Where does the string "Indian" appear in the records? Copy every line that contains it.

START

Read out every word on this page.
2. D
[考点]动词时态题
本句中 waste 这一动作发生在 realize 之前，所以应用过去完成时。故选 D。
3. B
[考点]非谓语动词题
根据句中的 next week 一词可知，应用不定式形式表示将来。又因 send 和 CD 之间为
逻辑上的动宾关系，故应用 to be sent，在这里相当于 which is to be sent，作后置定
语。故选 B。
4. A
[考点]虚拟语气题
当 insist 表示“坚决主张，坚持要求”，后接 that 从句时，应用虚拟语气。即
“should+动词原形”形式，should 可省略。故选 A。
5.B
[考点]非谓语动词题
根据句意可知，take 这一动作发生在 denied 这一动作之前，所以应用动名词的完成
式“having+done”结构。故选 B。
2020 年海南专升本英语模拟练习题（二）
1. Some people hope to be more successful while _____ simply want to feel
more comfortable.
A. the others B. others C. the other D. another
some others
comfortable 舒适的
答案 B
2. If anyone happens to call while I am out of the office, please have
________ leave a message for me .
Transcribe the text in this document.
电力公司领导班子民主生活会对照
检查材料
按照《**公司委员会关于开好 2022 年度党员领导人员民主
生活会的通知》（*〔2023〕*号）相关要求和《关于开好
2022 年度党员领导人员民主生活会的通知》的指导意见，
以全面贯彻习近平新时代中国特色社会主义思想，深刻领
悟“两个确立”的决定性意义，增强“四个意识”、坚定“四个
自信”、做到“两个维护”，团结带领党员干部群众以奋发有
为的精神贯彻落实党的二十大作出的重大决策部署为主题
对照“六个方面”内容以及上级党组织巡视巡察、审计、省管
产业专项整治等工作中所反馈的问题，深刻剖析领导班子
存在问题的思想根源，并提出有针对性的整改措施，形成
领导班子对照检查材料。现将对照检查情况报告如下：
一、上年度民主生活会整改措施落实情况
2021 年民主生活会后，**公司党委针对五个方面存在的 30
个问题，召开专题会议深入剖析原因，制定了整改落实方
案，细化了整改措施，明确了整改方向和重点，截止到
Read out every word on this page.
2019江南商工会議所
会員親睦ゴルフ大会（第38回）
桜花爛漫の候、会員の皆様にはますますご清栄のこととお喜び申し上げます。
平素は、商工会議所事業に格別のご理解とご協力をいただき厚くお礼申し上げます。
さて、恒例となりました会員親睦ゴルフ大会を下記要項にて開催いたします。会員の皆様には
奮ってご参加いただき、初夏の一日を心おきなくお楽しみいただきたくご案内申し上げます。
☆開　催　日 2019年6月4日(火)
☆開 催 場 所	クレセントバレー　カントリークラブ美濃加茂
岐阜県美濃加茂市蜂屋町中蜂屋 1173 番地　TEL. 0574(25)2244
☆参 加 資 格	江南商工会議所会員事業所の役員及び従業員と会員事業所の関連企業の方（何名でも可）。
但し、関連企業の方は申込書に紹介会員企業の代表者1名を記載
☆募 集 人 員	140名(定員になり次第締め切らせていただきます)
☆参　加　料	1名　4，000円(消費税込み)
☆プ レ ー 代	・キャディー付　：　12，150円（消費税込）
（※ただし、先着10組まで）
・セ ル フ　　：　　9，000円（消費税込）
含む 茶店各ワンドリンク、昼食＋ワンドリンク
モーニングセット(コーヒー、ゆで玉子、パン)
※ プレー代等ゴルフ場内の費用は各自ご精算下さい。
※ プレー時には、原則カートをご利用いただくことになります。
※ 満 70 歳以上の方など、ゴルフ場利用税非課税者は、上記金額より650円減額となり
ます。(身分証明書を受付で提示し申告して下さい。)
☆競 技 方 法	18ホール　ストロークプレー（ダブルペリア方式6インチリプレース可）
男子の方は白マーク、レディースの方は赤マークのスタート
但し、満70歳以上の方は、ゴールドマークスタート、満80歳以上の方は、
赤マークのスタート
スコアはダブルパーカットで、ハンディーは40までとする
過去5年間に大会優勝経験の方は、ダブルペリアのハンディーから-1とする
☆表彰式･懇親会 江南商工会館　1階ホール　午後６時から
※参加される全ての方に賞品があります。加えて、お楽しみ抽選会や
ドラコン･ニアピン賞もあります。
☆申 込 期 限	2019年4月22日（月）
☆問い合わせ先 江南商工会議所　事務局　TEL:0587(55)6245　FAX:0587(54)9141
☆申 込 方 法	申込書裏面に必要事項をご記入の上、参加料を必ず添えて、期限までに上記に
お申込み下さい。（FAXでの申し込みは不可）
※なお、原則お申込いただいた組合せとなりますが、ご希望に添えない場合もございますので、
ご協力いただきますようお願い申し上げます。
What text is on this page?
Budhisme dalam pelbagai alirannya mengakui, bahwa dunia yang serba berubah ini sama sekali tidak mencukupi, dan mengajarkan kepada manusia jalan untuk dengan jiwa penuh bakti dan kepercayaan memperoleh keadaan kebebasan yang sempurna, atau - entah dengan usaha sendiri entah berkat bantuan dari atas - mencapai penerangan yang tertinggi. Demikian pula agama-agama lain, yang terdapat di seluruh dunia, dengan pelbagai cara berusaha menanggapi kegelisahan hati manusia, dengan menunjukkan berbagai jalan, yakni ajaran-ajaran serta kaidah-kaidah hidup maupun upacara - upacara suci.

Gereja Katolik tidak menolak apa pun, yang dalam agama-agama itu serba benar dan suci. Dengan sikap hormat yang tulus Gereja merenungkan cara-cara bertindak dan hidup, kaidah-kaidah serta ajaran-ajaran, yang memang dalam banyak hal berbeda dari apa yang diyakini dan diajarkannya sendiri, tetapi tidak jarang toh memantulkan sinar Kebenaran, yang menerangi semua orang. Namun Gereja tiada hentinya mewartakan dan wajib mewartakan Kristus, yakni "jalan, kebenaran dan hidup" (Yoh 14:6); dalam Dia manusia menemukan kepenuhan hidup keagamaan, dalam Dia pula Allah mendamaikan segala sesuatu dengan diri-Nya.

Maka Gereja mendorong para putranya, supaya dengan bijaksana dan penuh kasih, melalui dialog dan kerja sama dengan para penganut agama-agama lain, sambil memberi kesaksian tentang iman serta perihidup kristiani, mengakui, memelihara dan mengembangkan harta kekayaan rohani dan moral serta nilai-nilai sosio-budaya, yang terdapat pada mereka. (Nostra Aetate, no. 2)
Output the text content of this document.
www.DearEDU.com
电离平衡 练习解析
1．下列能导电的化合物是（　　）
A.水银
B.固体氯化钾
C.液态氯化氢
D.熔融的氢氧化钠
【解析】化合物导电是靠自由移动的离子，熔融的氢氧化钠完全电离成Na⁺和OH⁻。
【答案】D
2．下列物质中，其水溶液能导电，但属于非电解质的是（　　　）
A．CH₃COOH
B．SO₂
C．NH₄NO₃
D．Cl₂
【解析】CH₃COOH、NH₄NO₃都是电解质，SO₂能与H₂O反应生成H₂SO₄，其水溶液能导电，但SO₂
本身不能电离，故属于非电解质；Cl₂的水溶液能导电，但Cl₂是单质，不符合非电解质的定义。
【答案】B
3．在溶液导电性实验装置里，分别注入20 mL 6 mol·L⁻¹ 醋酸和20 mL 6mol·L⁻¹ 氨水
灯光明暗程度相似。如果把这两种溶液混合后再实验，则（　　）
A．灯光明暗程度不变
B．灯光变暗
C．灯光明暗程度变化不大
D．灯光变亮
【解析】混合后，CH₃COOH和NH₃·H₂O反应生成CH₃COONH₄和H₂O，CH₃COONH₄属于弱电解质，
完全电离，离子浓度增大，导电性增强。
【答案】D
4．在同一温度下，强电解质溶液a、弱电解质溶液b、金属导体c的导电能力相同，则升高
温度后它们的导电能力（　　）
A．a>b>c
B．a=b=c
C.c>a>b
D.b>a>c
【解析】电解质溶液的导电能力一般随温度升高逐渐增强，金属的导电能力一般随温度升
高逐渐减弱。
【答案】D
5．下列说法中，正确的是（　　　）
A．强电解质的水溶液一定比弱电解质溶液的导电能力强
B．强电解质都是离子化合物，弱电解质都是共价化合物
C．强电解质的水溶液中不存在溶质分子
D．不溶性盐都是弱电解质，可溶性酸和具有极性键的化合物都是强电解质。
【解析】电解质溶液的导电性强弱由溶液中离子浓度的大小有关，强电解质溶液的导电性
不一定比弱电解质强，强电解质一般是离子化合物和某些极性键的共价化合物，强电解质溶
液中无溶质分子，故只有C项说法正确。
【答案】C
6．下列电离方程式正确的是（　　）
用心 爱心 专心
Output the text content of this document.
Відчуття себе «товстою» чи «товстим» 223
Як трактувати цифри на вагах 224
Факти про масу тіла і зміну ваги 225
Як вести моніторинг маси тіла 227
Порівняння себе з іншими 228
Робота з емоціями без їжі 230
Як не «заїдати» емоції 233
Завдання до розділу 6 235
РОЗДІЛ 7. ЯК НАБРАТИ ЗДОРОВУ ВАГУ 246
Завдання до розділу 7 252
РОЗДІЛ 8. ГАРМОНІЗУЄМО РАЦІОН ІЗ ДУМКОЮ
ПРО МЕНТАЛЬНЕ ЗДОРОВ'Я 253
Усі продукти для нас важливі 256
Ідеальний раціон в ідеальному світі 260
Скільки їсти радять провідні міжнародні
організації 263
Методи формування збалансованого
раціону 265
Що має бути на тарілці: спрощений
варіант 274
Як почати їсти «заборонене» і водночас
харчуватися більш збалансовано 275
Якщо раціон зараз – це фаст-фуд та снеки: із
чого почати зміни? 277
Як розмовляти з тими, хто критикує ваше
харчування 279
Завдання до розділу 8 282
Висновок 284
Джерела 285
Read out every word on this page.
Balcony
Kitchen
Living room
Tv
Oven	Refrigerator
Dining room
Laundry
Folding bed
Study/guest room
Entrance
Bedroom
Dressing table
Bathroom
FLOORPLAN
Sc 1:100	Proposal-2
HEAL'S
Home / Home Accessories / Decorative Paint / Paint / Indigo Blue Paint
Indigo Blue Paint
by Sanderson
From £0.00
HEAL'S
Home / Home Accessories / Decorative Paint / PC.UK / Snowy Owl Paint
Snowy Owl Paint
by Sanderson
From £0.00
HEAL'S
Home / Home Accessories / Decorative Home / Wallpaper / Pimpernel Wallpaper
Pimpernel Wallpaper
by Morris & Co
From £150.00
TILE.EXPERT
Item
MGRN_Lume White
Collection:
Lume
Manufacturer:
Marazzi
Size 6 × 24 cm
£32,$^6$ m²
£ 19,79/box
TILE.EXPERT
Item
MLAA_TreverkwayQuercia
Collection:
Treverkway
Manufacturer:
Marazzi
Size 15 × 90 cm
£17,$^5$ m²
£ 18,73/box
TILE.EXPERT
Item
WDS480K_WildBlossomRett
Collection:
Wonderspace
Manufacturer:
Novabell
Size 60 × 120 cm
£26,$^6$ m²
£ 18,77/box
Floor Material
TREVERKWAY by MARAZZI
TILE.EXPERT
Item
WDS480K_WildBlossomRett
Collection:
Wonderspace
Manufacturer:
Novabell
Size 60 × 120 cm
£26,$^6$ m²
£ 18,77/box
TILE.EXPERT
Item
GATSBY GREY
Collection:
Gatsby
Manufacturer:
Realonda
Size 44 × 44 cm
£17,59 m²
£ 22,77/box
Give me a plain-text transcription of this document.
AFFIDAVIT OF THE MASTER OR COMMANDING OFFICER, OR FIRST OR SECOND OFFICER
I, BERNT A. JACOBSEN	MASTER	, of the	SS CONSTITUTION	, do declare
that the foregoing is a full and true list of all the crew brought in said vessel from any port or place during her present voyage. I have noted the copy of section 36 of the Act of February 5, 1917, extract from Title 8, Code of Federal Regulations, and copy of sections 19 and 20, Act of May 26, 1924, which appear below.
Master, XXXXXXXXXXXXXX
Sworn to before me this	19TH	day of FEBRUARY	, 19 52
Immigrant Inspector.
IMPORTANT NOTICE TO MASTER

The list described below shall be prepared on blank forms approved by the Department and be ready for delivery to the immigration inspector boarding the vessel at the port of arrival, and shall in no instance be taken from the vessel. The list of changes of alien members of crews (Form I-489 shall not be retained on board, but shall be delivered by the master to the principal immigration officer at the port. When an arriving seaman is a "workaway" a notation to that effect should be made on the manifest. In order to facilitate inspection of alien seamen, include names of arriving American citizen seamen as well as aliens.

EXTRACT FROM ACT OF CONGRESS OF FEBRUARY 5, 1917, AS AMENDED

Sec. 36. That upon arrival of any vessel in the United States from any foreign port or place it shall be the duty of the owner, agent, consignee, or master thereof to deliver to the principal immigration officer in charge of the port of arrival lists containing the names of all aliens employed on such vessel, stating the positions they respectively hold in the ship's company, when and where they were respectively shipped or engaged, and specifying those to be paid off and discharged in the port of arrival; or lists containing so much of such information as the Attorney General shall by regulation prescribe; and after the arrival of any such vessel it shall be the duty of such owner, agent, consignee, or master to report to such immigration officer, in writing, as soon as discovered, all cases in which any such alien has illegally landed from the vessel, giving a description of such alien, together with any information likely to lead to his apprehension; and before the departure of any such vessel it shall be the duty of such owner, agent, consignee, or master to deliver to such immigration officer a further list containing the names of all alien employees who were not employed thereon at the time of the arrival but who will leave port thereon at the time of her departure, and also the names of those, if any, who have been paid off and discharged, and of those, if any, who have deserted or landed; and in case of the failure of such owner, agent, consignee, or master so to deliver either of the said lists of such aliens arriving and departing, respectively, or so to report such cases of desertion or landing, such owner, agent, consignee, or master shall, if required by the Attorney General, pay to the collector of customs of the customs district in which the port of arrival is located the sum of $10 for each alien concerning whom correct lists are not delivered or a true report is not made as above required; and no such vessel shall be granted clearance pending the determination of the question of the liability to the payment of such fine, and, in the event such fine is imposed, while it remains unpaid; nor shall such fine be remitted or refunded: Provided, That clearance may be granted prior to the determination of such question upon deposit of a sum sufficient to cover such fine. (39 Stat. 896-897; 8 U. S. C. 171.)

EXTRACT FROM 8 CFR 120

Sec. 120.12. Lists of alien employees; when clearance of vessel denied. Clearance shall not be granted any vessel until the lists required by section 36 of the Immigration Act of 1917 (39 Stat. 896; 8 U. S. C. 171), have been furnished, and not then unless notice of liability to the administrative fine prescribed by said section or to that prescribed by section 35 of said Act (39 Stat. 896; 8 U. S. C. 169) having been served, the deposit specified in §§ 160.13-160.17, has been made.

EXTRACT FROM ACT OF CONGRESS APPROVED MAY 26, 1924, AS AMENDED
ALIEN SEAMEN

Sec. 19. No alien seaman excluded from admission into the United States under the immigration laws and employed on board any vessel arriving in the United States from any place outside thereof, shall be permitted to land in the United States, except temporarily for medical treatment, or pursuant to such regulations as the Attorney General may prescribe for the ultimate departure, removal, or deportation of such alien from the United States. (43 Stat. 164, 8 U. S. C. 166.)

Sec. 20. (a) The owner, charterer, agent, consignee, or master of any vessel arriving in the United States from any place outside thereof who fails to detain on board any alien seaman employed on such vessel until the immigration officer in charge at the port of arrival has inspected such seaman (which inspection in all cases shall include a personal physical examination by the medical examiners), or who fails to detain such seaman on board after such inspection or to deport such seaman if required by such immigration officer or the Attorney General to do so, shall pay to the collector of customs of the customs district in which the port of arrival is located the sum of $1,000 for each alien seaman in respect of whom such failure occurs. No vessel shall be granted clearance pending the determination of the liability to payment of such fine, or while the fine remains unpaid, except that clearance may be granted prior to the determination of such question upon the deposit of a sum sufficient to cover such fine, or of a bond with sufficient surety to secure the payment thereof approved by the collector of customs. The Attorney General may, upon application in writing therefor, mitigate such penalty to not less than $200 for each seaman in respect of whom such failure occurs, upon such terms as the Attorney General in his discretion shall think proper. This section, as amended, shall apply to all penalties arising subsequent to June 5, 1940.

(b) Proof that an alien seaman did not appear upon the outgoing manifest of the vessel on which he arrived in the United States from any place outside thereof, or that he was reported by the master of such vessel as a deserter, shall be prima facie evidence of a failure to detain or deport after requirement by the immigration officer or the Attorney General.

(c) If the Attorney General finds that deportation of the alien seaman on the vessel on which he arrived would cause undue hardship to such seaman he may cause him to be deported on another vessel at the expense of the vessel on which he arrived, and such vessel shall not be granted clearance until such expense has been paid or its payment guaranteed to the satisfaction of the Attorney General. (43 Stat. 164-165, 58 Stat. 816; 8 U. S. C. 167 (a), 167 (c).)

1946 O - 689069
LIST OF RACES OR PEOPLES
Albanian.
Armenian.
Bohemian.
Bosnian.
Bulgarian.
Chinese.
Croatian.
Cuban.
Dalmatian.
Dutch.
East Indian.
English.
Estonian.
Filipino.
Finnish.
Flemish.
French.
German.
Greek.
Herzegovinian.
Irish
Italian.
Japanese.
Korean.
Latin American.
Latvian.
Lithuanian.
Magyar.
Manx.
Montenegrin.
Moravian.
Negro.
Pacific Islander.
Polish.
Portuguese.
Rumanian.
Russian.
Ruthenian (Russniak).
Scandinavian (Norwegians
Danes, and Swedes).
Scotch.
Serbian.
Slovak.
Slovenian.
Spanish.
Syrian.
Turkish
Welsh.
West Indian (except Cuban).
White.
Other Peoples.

END

Result of this exercise
East Indian.
West Indian (except Cuban).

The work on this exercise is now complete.